[Figure record listings]

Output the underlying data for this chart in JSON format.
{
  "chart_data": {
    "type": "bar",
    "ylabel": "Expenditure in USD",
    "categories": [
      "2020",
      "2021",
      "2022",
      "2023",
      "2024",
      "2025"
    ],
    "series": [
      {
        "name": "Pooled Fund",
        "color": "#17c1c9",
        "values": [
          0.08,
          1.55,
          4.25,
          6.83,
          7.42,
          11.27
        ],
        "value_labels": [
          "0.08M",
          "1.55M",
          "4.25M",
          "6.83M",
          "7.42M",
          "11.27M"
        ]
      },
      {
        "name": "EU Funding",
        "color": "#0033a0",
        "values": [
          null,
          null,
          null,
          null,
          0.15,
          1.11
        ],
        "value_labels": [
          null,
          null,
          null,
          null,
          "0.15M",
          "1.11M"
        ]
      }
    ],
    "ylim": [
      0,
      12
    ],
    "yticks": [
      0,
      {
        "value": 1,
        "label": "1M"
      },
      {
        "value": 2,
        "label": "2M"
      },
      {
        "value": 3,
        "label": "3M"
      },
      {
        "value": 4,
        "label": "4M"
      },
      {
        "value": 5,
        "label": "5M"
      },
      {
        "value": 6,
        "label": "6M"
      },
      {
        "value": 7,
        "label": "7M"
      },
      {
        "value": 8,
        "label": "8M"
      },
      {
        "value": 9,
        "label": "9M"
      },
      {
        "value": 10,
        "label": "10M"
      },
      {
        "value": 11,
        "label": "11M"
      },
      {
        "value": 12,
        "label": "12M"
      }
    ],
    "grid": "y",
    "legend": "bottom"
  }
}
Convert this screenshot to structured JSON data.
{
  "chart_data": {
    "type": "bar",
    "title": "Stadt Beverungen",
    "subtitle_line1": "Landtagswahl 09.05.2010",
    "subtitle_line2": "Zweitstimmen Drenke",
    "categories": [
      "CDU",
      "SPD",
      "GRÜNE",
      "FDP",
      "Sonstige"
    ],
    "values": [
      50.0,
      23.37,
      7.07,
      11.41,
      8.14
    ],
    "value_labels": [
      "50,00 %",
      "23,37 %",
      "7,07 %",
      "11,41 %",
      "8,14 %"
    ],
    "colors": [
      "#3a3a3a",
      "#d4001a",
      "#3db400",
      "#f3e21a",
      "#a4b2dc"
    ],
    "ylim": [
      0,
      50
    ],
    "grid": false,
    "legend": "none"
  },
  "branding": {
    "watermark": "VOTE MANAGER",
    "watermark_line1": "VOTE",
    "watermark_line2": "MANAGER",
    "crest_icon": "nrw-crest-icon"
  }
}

• _Given task_: Would you restate each of the entries word for word?

• _Result for this exercise_:
Output the underlying data for this chart in JSON format.
{
  "chart_data": {
    "type": "bar",
    "ylabel": "Expenditure in USD",
    "categories": [
      "2020",
      "2021",
      "2022",
      "2023",
      "2024",
      "2025"
    ],
    "series": [
      {
        "name": "Pooled Fund",
        "color": "#17c1c9",
        "values": [
          0.08,
          1.55,
          4.25,
          6.83,
          7.42,
          11.27
        ],
        "value_labels": [
          "0.08M",
          "1.55M",
          "4.25M",
          "6.83M",
          "7.42M",
          "11.27M"
        ]
      },
      {
        "name": "EU Funding",
        "color": "#0033a0",
        "values": [
          null,
          null,
          null,
          null,
          0.15,
          1.11
        ],
        "value_labels": [
          null,
          null,
          null,
          null,
          "0.15M",
          "1.11M"
        ]
      }
    ],
    "ylim": [
      0,
      12
    ],
    "yticks": [
      0,
      {
        "value": 1,
        "label": "1M"
      },
      {
        "value": 2,
        "label": "2M"
      },
      {
        "value": 3,
        "label": "3M"
      },
      {
        "value": 4,
        "label": "4M"
      },
      {
        "value": 5,
        "label": "5M"
      },
      {
        "value": 6,
        "label": "6M"
      },
      {
        "value": 7,
        "label": "7M"
      },
      {
        "value": 8,
        "label": "8M"
      },
      {
        "value": 9,
        "label": "9M"
      },
      {
        "value": 10,
        "label": "10M"
      },
      {
        "value": 11,
        "label": "11M"
      },
      {
        "value": 12,
        "label": "12M"
      }
    ],
    "grid": "y",
    "legend": "bottom"
  }
}
Convert this screenshot to structured JSON data.
{
  "chart_data": {
    "type": "bar",
    "title": "Stadt Beverungen",
    "subtitle_line1": "Landtagswahl 09.05.2010",
    "subtitle_line2": "Zweitstimmen Drenke",
    "categories": [
      "CDU",
      "SPD",
      "GRÜNE",
      "FDP",
      "Sonstige"
    ],
    "values": [
      50.0,
      23.37,
      7.07,
      11.41,
      8.14
    ],
    "value_labels": [
      "50,00 %",
      "23,37 %",
      "7,07 %",
      "11,41 %",
      "8,14 %"
    ],
    "colors": [
      "#3a3a3a",
      "#d4001a",
      "#3db400",
      "#f3e21a",
      "#a4b2dc"
    ],
    "ylim": [
      0,
      50
    ],
    "grid": false,
    "legend": "none"
  },
  "branding": {
    "watermark": "VOTE MANAGER",
    "watermark_line1": "VOTE",
    "watermark_line2": "MANAGER",
    "crest_icon": "nrw-crest-icon"
  }
}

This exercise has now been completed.